* [Given entries]
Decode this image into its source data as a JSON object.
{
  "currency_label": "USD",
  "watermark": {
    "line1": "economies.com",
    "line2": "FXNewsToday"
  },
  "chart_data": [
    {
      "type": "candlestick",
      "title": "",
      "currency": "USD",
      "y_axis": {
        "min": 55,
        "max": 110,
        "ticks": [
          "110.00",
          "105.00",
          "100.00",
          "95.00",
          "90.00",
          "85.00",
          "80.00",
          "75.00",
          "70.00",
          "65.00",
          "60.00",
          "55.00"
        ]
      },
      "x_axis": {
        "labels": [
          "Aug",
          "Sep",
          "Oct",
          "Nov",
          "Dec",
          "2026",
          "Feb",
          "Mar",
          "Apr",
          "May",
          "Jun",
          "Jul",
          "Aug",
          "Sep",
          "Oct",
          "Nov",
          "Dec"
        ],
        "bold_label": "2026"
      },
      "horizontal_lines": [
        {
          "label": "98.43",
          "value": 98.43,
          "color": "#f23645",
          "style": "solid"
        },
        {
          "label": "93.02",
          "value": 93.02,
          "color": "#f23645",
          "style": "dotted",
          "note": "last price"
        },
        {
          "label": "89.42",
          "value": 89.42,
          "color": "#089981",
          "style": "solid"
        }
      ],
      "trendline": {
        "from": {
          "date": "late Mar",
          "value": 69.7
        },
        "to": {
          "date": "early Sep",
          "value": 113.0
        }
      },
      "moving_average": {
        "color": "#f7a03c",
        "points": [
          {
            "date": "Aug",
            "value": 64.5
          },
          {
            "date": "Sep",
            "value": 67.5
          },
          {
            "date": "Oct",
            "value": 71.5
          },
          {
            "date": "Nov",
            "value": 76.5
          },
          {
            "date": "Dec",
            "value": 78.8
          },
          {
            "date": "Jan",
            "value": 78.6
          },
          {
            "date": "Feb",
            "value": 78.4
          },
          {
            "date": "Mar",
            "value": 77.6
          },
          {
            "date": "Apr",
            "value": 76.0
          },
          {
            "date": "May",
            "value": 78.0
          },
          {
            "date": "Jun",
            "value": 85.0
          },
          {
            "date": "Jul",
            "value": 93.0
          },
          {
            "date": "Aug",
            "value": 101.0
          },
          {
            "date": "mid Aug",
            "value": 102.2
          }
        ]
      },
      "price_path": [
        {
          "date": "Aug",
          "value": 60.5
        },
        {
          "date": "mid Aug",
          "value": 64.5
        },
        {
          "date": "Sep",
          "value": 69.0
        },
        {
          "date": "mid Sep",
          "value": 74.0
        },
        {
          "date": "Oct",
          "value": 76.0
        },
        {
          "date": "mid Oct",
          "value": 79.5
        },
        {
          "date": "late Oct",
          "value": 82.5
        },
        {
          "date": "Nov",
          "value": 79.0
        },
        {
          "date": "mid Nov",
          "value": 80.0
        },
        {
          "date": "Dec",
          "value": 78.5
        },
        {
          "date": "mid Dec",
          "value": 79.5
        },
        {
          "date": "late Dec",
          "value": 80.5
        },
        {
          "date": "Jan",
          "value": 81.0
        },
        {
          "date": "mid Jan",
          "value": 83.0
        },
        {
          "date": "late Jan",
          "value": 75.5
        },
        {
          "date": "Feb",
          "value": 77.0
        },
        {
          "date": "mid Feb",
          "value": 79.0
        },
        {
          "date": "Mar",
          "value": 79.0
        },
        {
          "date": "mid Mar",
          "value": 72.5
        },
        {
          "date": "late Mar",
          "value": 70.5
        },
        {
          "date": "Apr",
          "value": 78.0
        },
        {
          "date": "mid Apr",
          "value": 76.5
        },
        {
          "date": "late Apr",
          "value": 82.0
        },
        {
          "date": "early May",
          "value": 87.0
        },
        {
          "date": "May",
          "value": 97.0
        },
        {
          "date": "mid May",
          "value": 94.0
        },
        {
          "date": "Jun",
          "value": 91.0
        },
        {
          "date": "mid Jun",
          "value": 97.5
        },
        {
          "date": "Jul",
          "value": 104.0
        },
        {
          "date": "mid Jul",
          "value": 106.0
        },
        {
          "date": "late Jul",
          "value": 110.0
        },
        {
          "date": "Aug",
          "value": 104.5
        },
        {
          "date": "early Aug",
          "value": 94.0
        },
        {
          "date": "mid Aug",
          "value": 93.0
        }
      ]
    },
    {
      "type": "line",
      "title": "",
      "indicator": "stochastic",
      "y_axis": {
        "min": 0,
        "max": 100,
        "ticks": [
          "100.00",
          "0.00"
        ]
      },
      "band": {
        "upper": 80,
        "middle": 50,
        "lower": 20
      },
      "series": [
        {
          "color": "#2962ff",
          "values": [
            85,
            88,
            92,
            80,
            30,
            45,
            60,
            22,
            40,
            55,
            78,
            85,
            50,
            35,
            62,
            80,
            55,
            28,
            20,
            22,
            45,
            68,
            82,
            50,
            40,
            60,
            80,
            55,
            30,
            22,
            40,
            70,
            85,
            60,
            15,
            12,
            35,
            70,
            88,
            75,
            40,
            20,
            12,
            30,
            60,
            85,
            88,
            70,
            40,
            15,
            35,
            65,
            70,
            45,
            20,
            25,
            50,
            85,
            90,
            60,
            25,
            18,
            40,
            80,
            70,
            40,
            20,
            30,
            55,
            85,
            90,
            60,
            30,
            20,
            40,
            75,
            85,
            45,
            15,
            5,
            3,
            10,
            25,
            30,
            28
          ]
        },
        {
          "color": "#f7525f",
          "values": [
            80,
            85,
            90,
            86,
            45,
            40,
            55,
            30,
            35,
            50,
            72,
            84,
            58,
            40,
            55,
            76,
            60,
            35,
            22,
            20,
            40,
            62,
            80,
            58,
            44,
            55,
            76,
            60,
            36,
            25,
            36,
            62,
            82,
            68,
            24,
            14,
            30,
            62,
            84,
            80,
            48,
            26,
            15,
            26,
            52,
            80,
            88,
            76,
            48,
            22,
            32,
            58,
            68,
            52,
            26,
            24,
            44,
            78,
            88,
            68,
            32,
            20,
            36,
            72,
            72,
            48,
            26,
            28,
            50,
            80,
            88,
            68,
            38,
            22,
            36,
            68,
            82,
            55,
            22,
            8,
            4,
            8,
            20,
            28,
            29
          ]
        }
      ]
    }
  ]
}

* [Aim of the exercise] All of the entries must be written out exactly as they stand.

* [Output]
Decode this image into its source data as a JSON object.
{
  "currency_label": "USD",
  "watermark": {
    "line1": "economies.com",
    "line2": "FXNewsToday"
  },
  "chart_data": [
    {
      "type": "candlestick",
      "title": "",
      "currency": "USD",
      "y_axis": {
        "min": 55,
        "max": 110,
        "ticks": [
          "110.00",
          "105.00",
          "100.00",
          "95.00",
          "90.00",
          "85.00",
          "80.00",
          "75.00",
          "70.00",
          "65.00",
          "60.00",
          "55.00"
        ]
      },
      "x_axis": {
        "labels": [
          "Aug",
          "Sep",
          "Oct",
          "Nov",
          "Dec",
          "2026",
          "Feb",
          "Mar",
          "Apr",
          "May",
          "Jun",
          "Jul",
          "Aug",
          "Sep",
          "Oct",
          "Nov",
          "Dec"
        ],
        "bold_label": "2026"
      },
      "horizontal_lines": [
        {
          "label": "98.43",
          "value": 98.43,
          "color": "#f23645",
          "style": "solid"
        },
        {
          "label": "93.02",
          "value": 93.02,
          "color": "#f23645",
          "style": "dotted",
          "note": "last price"
        },
        {
          "label": "89.42",
          "value": 89.42,
          "color": "#089981",
          "style": "solid"
        }
      ],
      "trendline": {
        "from": {
          "date": "late Mar",
          "value": 69.7
        },
        "to": {
          "date": "early Sep",
          "value": 113.0
        }
      },
      "moving_average": {
        "color": "#f7a03c",
        "points": [
          {
            "date": "Aug",
            "value": 64.5
          },
          {
            "date": "Sep",
            "value": 67.5
          },
          {
            "date": "Oct",
            "value": 71.5
          },
          {
            "date": "Nov",
            "value": 76.5
          },
          {
            "date": "Dec",
            "value": 78.8
          },
          {
            "date": "Jan",
            "value": 78.6
          },
          {
            "date": "Feb",
            "value": 78.4
          },
          {
            "date": "Mar",
            "value": 77.6
          },
          {
            "date": "Apr",
            "value": 76.0
          },
          {
            "date": "May",
            "value": 78.0
          },
          {
            "date": "Jun",
            "value": 85.0
          },
          {
            "date": "Jul",
            "value": 93.0
          },
          {
            "date": "Aug",
            "value": 101.0
          },
          {
            "date": "mid Aug",
            "value": 102.2
          }
        ]
      },
      "price_path": [
        {
          "date": "Aug",
          "value": 60.5
        },
        {
          "date": "mid Aug",
          "value": 64.5
        },
        {
          "date": "Sep",
          "value": 69.0
        },
        {
          "date": "mid Sep",
          "value": 74.0
        },
        {
          "date": "Oct",
          "value": 76.0
        },
        {
          "date": "mid Oct",
          "value": 79.5
        },
        {
          "date": "late Oct",
          "value": 82.5
        },
        {
          "date": "Nov",
          "value": 79.0
        },
        {
          "date": "mid Nov",
          "value": 80.0
        },
        {
          "date": "Dec",
          "value": 78.5
        },
        {
          "date": "mid Dec",
          "value": 79.5
        },
        {
          "date": "late Dec",
          "value": 80.5
        },
        {
          "date": "Jan",
          "value": 81.0
        },
        {
          "date": "mid Jan",
          "value": 83.0
        },
        {
          "date": "late Jan",
          "value": 75.5
        },
        {
          "date": "Feb",
          "value": 77.0
        },
        {
          "date": "mid Feb",
          "value": 79.0
        },
        {
          "date": "Mar",
          "value": 79.0
        },
        {
          "date": "mid Mar",
          "value": 72.5
        },
        {
          "date": "late Mar",
          "value": 70.5
        },
        {
          "date": "Apr",
          "value": 78.0
        },
        {
          "date": "mid Apr",
          "value": 76.5
        },
        {
          "date": "late Apr",
          "value": 82.0
        },
        {
          "date": "early May",
          "value": 87.0
        },
        {
          "date": "May",
          "value": 97.0
        },
        {
          "date": "mid May",
          "value": 94.0
        },
        {
          "date": "Jun",
          "value": 91.0
        },
        {
          "date": "mid Jun",
          "value": 97.5
        },
        {
          "date": "Jul",
          "value": 104.0
        },
        {
          "date": "mid Jul",
          "value": 106.0
        },
        {
          "date": "late Jul",
          "value": 110.0
        },
        {
          "date": "Aug",
          "value": 104.5
        },
        {
          "date": "early Aug",
          "value": 94.0
        },
        {
          "date": "mid Aug",
          "value": 93.0
        }
      ]
    },
    {
      "type": "line",
      "title": "",
      "indicator": "stochastic",
      "y_axis": {
        "min": 0,
        "max": 100,
        "ticks": [
          "100.00",
          "0.00"
        ]
      },
      "band": {
        "upper": 80,
        "middle": 50,
        "lower": 20
      },
      "series": [
        {
          "color": "#2962ff",
          "values": [
            85,
            88,
            92,
            80,
            30,
            45,
            60,
            22,
            40,
            55,
            78,
            85,
            50,
            35,
            62,
            80,
            55,
            28,
            20,
            22,
            45,
            68,
            82,
            50,
            40,
            60,
            80,
            55,
            30,
            22,
            40,
            70,
            85,
            60,
            15,
            12,
            35,
            70,
            88,
            75,
            40,
            20,
            12,
            30,
            60,
            85,
            88,
            70,
            40,
            15,
            35,
            65,
            70,
            45,
            20,
            25,
            50,
            85,
            90,
            60,
            25,
            18,
            40,
            80,
            70,
            40,
            20,
            30,
            55,
            85,
            90,
            60,
            30,
            20,
            40,
            75,
            85,
            45,
            15,
            5,
            3,
            10,
            25,
            30,
            28
          ]
        },
        {
          "color": "#f7525f",
          "values": [
            80,
            85,
            90,
            86,
            45,
            40,
            55,
            30,
            35,
            50,
            72,
            84,
            58,
            40,
            55,
            76,
            60,
            35,
            22,
            20,
            40,
            62,
            80,
            58,
            44,
            55,
            76,
            60,
            36,
            25,
            36,
            62,
            82,
            68,
            24,
            14,
            30,
            62,
            84,
            80,
            48,
            26,
            15,
            26,
            52,
            80,
            88,
            76,
            48,
            22,
            32,
            58,
            68,
            52,
            26,
            24,
            44,
            78,
            88,
            68,
            32,
            20,
            36,
            72,
            72,
            48,
            26,
            28,
            50,
            80,
            88,
            68,
            38,
            22,
            36,
            68,
            82,
            55,
            22,
            8,
            4,
            8,
            20,
            28,
            29
          ]
        }
      ]
    }
  ]
}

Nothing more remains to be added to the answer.